Check each line of the material. Copy those containing "heart".
-- BEGIN Exercise input --
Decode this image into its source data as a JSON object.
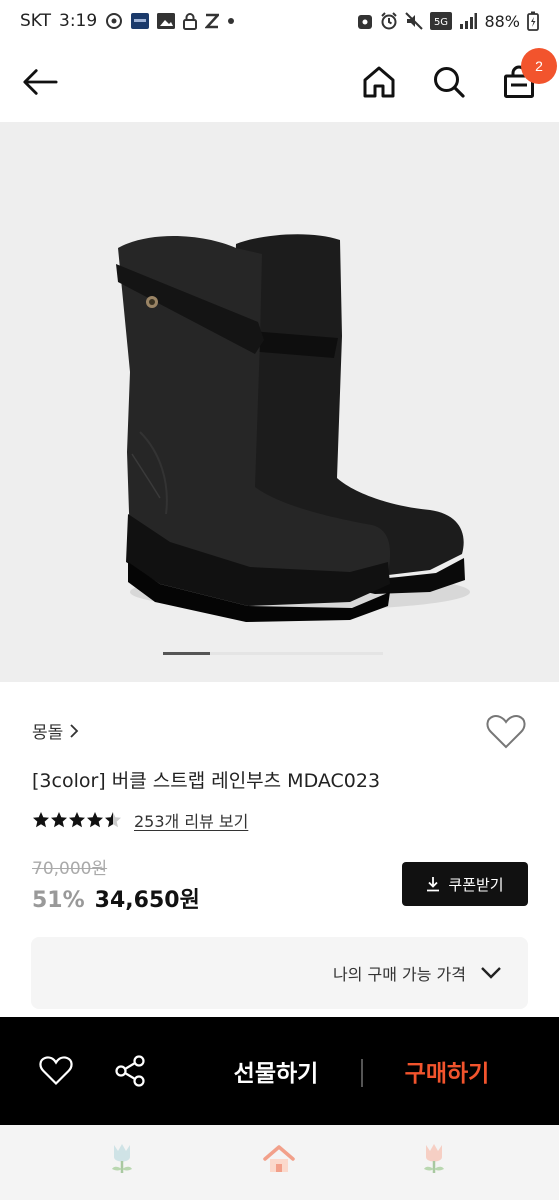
{
  "status_bar": {
    "carrier": "SKT",
    "time": "3:19",
    "battery": "88%",
    "network": "5G",
    "left_icons": [
      "data-saver-icon",
      "app-notification-icon",
      "photo-icon",
      "lock-icon",
      "z-app-icon",
      "dot-icon"
    ],
    "right_icons": [
      "lock-app-icon",
      "alarm-icon",
      "mute-icon",
      "5g-icon",
      "signal-icon",
      "battery-icon"
    ]
  },
  "header": {
    "back_icon": "arrow-left-icon",
    "home_icon": "home-icon",
    "search_icon": "search-icon",
    "cart_icon": "shopping-bag-icon",
    "cart_count": "2",
    "badge_color": "#f2542d"
  },
  "gallery": {
    "image_icon": "rain-boots-product-image",
    "current_index": 1,
    "total": 4
  },
  "product": {
    "brand": "몽돌",
    "brand_chevron": "›",
    "title": "[3color] 버클 스트랩 레인부츠 MDAC023",
    "rating": 4.5,
    "rating_max": 5,
    "review_text": "253개 리뷰 보기",
    "original_price": "70,000원",
    "discount": "51%",
    "sale_price": "34,650원",
    "wishlist_icon": "heart-outline-icon"
  },
  "coupon": {
    "label": "쿠폰받기",
    "icon": "download-icon"
  },
  "my_price": {
    "label": "나의 구매 가능 가격",
    "icon": "chevron-down-icon"
  },
  "action_bar": {
    "wish_icon": "heart-outline-icon",
    "share_icon": "share-icon",
    "gift_label": "선물하기",
    "buy_label": "구매하기",
    "buy_color": "#f2542d"
  },
  "bottom_nav": {
    "left_icon": "tulip-icon",
    "center_icon": "home-icon",
    "right_icon": "tulip-pink-icon"
  }
}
-- END Exercise input --
▶ Answer to the exercise:
    "wishlist_icon": "heart-outline-icon"
    "wish_icon": "heart-outline-icon",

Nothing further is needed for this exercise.